>> BEGIN
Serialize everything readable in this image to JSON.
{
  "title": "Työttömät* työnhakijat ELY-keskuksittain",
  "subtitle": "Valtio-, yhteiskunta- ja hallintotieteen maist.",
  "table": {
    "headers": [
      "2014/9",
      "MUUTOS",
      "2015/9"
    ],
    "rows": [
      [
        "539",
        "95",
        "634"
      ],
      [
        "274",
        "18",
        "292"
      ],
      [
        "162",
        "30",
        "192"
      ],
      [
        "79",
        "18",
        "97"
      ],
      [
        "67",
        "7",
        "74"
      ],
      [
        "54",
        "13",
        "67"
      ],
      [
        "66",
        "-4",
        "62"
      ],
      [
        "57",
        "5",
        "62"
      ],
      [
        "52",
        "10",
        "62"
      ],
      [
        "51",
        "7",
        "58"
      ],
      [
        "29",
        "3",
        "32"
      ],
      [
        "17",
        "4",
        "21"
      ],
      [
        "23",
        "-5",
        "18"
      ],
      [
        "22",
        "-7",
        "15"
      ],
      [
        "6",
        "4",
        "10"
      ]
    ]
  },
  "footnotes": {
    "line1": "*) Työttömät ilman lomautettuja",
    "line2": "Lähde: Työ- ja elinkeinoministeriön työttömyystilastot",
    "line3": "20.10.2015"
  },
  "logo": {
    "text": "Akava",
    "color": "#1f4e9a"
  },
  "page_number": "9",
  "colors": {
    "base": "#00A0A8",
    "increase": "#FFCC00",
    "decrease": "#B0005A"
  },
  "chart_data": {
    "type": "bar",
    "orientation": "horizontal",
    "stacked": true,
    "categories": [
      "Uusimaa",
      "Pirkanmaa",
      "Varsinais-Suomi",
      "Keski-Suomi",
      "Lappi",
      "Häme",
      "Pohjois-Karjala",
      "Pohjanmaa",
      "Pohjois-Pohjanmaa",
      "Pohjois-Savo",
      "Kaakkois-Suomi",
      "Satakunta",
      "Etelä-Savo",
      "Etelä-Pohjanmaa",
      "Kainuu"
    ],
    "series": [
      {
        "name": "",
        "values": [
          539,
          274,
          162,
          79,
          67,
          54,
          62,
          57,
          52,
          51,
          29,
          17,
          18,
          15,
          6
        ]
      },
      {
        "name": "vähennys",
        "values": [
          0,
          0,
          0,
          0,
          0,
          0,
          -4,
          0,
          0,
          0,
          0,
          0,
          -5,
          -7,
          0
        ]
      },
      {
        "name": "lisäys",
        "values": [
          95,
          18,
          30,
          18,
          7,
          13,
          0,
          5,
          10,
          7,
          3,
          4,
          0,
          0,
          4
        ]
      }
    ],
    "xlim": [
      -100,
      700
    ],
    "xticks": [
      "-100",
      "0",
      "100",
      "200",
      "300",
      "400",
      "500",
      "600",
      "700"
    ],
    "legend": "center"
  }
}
>> END
## Aim of the task
All of the data above should be transcribed exactly.

## Output for this exercise
Serialize everything readable in this image to JSON.
{
  "title": "Työttömät* työnhakijat ELY-keskuksittain",
  "subtitle": "Valtio-, yhteiskunta- ja hallintotieteen maist.",
  "table": {
    "headers": [
      "2014/9",
      "MUUTOS",
      "2015/9"
    ],
    "rows": [
      [
        "539",
        "95",
        "634"
      ],
      [
        "274",
        "18",
        "292"
      ],
      [
        "162",
        "30",
        "192"
      ],
      [
        "79",
        "18",
        "97"
      ],
      [
        "67",
        "7",
        "74"
      ],
      [
        "54",
        "13",
        "67"
      ],
      [
        "66",
        "-4",
        "62"
      ],
      [
        "57",
        "5",
        "62"
      ],
      [
        "52",
        "10",
        "62"
      ],
      [
        "51",
        "7",
        "58"
      ],
      [
        "29",
        "3",
        "32"
      ],
      [
        "17",
        "4",
        "21"
      ],
      [
        "23",
        "-5",
        "18"
      ],
      [
        "22",
        "-7",
        "15"
      ],
      [
        "6",
        "4",
        "10"
      ]
    ]
  },
  "footnotes": {
    "line1": "*) Työttömät ilman lomautettuja",
    "line2": "Lähde: Työ- ja elinkeinoministeriön työttömyystilastot",
    "line3": "20.10.2015"
  },
  "logo": {
    "text": "Akava",
    "color": "#1f4e9a"
  },
  "page_number": "9",
  "colors": {
    "base": "#00A0A8",
    "increase": "#FFCC00",
    "decrease": "#B0005A"
  },
  "chart_data": {
    "type": "bar",
    "orientation": "horizontal",
    "stacked": true,
    "categories": [
      "Uusimaa",
      "Pirkanmaa",
      "Varsinais-Suomi",
      "Keski-Suomi",
      "Lappi",
      "Häme",
      "Pohjois-Karjala",
      "Pohjanmaa",
      "Pohjois-Pohjanmaa",
      "Pohjois-Savo",
      "Kaakkois-Suomi",
      "Satakunta",
      "Etelä-Savo",
      "Etelä-Pohjanmaa",
      "Kainuu"
    ],
    "series": [
      {
        "name": "",
        "values": [
          539,
          274,
          162,
          79,
          67,
          54,
          62,
          57,
          52,
          51,
          29,
          17,
          18,
          15,
          6
        ]
      },
      {
        "name": "vähennys",
        "values": [
          0,
          0,
          0,
          0,
          0,
          0,
          -4,
          0,
          0,
          0,
          0,
          0,
          -5,
          -7,
          0
        ]
      },
      {
        "name": "lisäys",
        "values": [
          95,
          18,
          30,
          18,
          7,
          13,
          0,
          5,
          10,
          7,
          3,
          4,
          0,
          0,
          4
        ]
      }
    ],
    "xlim": [
      -100,
      700
    ],
    "xticks": [
      "-100",
      "0",
      "100",
      "200",
      "300",
      "400",
      "500",
      "600",
      "700"
    ],
    "legend": "center"
  }
}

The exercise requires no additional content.